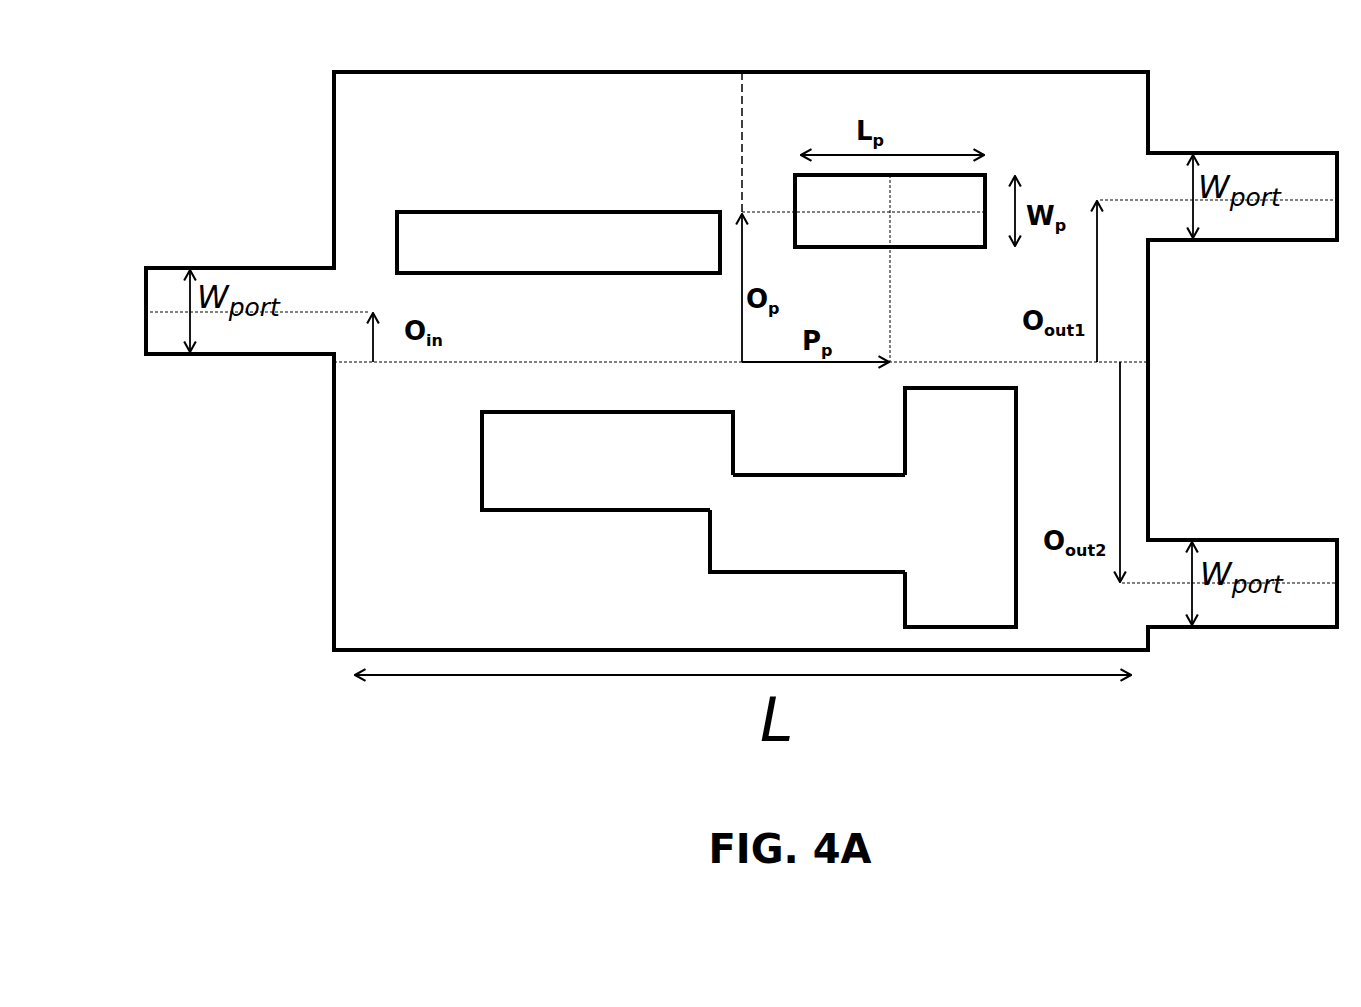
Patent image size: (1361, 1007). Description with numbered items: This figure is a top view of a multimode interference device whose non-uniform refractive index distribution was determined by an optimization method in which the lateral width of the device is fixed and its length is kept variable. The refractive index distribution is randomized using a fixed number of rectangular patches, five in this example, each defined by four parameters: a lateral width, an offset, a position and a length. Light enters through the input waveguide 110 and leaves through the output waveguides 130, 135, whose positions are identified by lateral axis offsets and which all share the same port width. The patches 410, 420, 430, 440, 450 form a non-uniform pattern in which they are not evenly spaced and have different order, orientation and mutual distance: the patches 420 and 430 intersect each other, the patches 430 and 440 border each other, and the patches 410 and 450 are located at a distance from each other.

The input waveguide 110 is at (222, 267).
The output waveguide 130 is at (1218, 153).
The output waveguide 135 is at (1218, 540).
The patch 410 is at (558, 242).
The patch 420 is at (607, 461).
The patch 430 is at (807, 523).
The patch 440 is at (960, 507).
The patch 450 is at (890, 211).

----

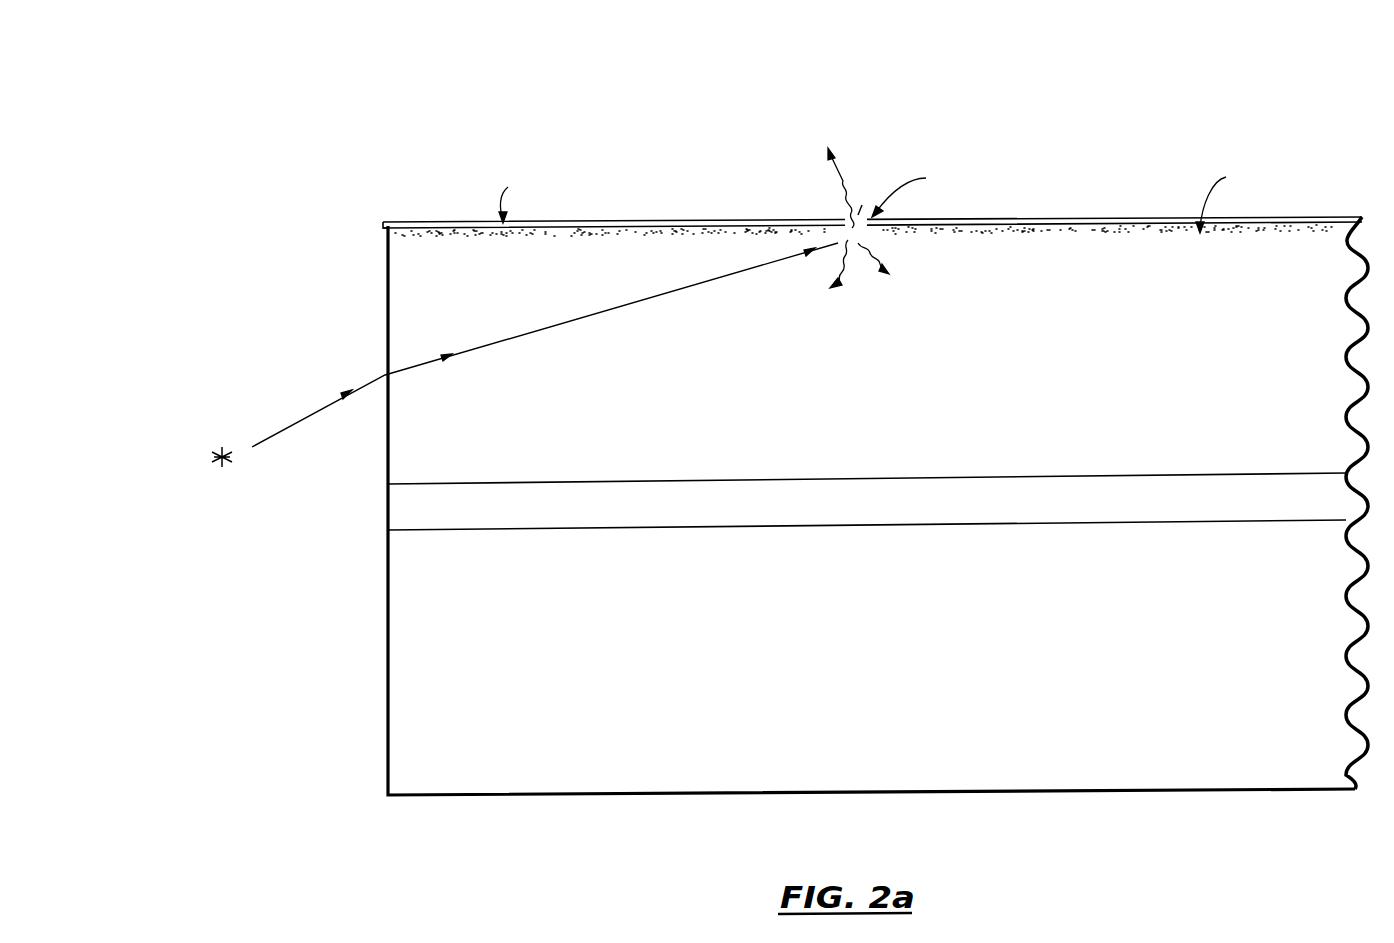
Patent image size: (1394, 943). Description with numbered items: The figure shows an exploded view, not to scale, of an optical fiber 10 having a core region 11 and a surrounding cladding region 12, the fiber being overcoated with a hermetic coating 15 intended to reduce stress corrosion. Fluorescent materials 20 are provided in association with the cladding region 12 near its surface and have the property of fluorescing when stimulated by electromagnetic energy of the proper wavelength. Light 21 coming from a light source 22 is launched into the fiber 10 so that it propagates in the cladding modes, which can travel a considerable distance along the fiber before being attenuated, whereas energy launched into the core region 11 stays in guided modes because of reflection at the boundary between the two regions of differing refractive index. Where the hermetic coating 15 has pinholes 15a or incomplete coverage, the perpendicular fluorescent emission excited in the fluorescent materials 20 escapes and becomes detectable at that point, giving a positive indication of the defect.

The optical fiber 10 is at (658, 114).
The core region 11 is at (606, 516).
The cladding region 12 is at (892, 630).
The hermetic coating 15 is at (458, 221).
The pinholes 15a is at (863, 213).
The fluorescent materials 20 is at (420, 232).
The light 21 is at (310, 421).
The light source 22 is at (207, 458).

----

• _Short problem_
Transcribe the lines in the first block above, beginning at the line that contains "Patent image size: (1361, 1007)." and ending after the line that contains "The patch 450 is at (890, 211).".

• _Answer to the task_
Patent image size: (1361, 1007). Description with numbered items: This figure is a top view of a multimode interference device whose non-uniform refractive index distribution was determined by an optimization method in which the lateral width of the device is fixed and its length is kept variable. The refractive index distribution is randomized using a fixed number of rectangular patches, five in this example, each defined by four parameters: a lateral width, an offset, a position and a length. Light enters through the input waveguide 110 and leaves through the output waveguides 130, 135, whose positions are identified by lateral axis offsets and which all share the same port width. The patches 410, 420, 430, 440, 450 form a non-uniform pattern in which they are not evenly spaced and have different order, orientation and mutual distance: the patches 420 and 430 intersect each other, the patches 430 and 440 border each other, and the patches 410 and 450 are located at a distance from each other.

The input waveguide 110 is at (222, 267).
The output waveguide 130 is at (1218, 153).
The output waveguide 135 is at (1218, 540).
The patch 410 is at (558, 242).
The patch 420 is at (607, 461).
The patch 430 is at (807, 523).
The patch 440 is at (960, 507).
The patch 450 is at (890, 211).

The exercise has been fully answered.